Instruction ->
Rewrite every line of the data below as a numbered list, leaving out blank lines.

Records shown ->

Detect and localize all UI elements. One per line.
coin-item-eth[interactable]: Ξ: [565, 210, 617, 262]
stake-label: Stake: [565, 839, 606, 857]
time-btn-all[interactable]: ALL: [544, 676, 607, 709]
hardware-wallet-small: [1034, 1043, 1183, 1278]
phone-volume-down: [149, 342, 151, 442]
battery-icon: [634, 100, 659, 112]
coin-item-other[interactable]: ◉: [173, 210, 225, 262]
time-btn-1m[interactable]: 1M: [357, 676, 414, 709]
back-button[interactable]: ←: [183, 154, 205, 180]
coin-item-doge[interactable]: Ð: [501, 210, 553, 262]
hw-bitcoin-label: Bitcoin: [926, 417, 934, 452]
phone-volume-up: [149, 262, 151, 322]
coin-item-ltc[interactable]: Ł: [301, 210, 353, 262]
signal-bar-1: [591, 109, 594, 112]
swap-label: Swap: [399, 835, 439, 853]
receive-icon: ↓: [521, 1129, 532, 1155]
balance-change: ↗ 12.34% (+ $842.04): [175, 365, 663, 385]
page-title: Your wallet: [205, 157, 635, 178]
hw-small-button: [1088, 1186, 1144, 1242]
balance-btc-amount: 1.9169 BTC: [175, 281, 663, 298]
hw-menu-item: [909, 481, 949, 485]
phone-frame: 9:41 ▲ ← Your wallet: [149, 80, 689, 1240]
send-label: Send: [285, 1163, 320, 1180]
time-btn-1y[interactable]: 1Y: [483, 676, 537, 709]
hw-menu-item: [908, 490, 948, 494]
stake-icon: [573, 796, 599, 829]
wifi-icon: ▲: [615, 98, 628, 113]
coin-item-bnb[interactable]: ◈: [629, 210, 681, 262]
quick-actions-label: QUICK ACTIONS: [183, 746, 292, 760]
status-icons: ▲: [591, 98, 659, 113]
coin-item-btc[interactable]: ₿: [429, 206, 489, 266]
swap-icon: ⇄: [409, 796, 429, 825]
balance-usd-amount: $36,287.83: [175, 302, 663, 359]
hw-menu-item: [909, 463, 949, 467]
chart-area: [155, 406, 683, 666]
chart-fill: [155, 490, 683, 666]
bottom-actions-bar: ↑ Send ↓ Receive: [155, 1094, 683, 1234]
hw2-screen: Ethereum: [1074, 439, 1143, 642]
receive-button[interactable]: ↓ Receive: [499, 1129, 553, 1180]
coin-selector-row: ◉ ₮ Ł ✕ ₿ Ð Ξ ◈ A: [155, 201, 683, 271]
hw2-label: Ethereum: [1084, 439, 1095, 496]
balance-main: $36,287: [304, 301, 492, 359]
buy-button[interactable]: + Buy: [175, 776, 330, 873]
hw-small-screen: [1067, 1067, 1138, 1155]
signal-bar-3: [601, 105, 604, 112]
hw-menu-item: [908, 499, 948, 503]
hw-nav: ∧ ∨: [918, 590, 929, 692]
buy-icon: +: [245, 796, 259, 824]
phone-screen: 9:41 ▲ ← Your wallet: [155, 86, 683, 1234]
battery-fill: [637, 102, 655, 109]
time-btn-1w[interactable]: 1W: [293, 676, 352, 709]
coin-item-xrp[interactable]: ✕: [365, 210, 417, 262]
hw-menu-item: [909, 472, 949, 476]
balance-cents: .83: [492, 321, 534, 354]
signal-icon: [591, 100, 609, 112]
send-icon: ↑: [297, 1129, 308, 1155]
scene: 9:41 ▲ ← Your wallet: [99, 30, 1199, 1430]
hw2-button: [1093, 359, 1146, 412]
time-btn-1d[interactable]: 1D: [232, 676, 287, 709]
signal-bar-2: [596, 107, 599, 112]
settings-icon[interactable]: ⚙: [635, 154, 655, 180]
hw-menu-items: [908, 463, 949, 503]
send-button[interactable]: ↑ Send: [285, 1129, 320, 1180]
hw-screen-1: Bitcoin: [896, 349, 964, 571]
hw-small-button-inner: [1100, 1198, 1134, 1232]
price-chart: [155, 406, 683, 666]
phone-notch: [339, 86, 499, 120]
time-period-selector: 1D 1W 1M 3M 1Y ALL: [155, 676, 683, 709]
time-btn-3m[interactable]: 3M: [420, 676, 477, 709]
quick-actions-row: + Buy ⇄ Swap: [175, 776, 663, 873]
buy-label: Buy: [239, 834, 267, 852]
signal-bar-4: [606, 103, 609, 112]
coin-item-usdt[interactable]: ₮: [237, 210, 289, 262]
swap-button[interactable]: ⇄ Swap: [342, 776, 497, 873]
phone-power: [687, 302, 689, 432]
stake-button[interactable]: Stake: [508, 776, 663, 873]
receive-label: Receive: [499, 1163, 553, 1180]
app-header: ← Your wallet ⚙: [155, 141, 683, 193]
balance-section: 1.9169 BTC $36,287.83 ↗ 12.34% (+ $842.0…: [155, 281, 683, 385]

Reply to the task ->
1. Detect and localize all UI elements. One per line.
2. coin-item-eth[interactable]: Ξ: [565, 210, 617, 262]
3. stake-label: Stake: [565, 839, 606, 857]
4. time-btn-all[interactable]: ALL: [544, 676, 607, 709]
5. hardware-wallet-small: [1034, 1043, 1183, 1278]
6. phone-volume-down: [149, 342, 151, 442]
7. battery-icon: [634, 100, 659, 112]
8. coin-item-other[interactable]: ◉: [173, 210, 225, 262]
9. time-btn-1m[interactable]: 1M: [357, 676, 414, 709]
10. back-button[interactable]: ←: [183, 154, 205, 180]
11. coin-item-doge[interactable]: Ð: [501, 210, 553, 262]
12. hw-bitcoin-label: Bitcoin: [926, 417, 934, 452]
13. phone-volume-up: [149, 262, 151, 322]
14. coin-item-ltc[interactable]: Ł: [301, 210, 353, 262]
15. signal-bar-1: [591, 109, 594, 112]
16. swap-label: Swap: [399, 835, 439, 853]
17. receive-icon: ↓: [521, 1129, 532, 1155]
18. balance-change: ↗ 12.34% (+ $842.04): [175, 365, 663, 385]
19. page-title: Your wallet: [205, 157, 635, 178]
20. hw-small-button: [1088, 1186, 1144, 1242]
21. balance-btc-amount: 1.9169 BTC: [175, 281, 663, 298]
22. hw-menu-item: [909, 481, 949, 485]
23. phone-frame: 9:41 ▲ ← Your wallet: [149, 80, 689, 1240]
24. send-label: Send: [285, 1163, 320, 1180]
25. time-btn-1y[interactable]: 1Y: [483, 676, 537, 709]
26. hw-menu-item: [908, 490, 948, 494]
27. stake-icon: [573, 796, 599, 829]
28. wifi-icon: ▲: [615, 98, 628, 113]
29. coin-item-bnb[interactable]: ◈: [629, 210, 681, 262]
30. quick-actions-label: QUICK ACTIONS: [183, 746, 292, 760]
31. status-icons: ▲: [591, 98, 659, 113]
32. coin-item-btc[interactable]: ₿: [429, 206, 489, 266]
33. swap-icon: ⇄: [409, 796, 429, 825]
34. balance-usd-amount: $36,287.83: [175, 302, 663, 359]
35. hw-menu-item: [909, 463, 949, 467]
36. chart-area: [155, 406, 683, 666]
37. chart-fill: [155, 490, 683, 666]
38. bottom-actions-bar: ↑ Send ↓ Receive: [155, 1094, 683, 1234]
39. hw2-screen: Ethereum: [1074, 439, 1143, 642]
40. receive-button[interactable]: ↓ Receive: [499, 1129, 553, 1180]
41. coin-selector-row: ◉ ₮ Ł ✕ ₿ Ð Ξ ◈ A: [155, 201, 683, 271]
42. hw2-label: Ethereum: [1084, 439, 1095, 496]
43. balance-main: $36,287: [304, 301, 492, 359]
44. buy-button[interactable]: + Buy: [175, 776, 330, 873]
45. hw-small-screen: [1067, 1067, 1138, 1155]
46. signal-bar-3: [601, 105, 604, 112]
47. hw-menu-item: [908, 499, 948, 503]
48. hw-nav: ∧ ∨: [918, 590, 929, 692]
49. buy-icon: +: [245, 796, 259, 824]
50. phone-screen: 9:41 ▲ ← Your wallet: [155, 86, 683, 1234]
51. battery-fill: [637, 102, 655, 109]
52. time-btn-1w[interactable]: 1W: [293, 676, 352, 709]
53. coin-item-xrp[interactable]: ✕: [365, 210, 417, 262]
54. hw-menu-item: [909, 472, 949, 476]
55. balance-cents: .83: [492, 321, 534, 354]
56. signal-icon: [591, 100, 609, 112]
57. send-icon: ↑: [297, 1129, 308, 1155]
58. scene: 9:41 ▲ ← Your wallet: [99, 30, 1199, 1430]
59. hw2-button: [1093, 359, 1146, 412]
60. time-btn-1d[interactable]: 1D: [232, 676, 287, 709]
61. signal-bar-2: [596, 107, 599, 112]
62. settings-icon[interactable]: ⚙: [635, 154, 655, 180]
63. hw-menu-items: [908, 463, 949, 503]
64. send-button[interactable]: ↑ Send: [285, 1129, 320, 1180]
65. hw-screen-1: Bitcoin: [896, 349, 964, 571]
66. hw-small-button-inner: [1100, 1198, 1134, 1232]
67. price-chart: [155, 406, 683, 666]
68. phone-notch: [339, 86, 499, 120]
69. time-period-selector: 1D 1W 1M 3M 1Y ALL: [155, 676, 683, 709]
70. time-btn-3m[interactable]: 3M: [420, 676, 477, 709]
71. quick-actions-row: + Buy ⇄ Swap: [175, 776, 663, 873]
72. buy-label: Buy: [239, 834, 267, 852]
73. signal-bar-4: [606, 103, 609, 112]
74. coin-item-usdt[interactable]: ₮: [237, 210, 289, 262]
75. swap-button[interactable]: ⇄ Swap: [342, 776, 497, 873]
76. phone-power: [687, 302, 689, 432]
77. stake-button[interactable]: Stake: [508, 776, 663, 873]
78. receive-label: Receive: [499, 1163, 553, 1180]
79. app-header: ← Your wallet ⚙: [155, 141, 683, 193]
80. balance-section: 1.9169 BTC $36,287.83 ↗ 12.34% (+ $842.0…: [155, 281, 683, 385]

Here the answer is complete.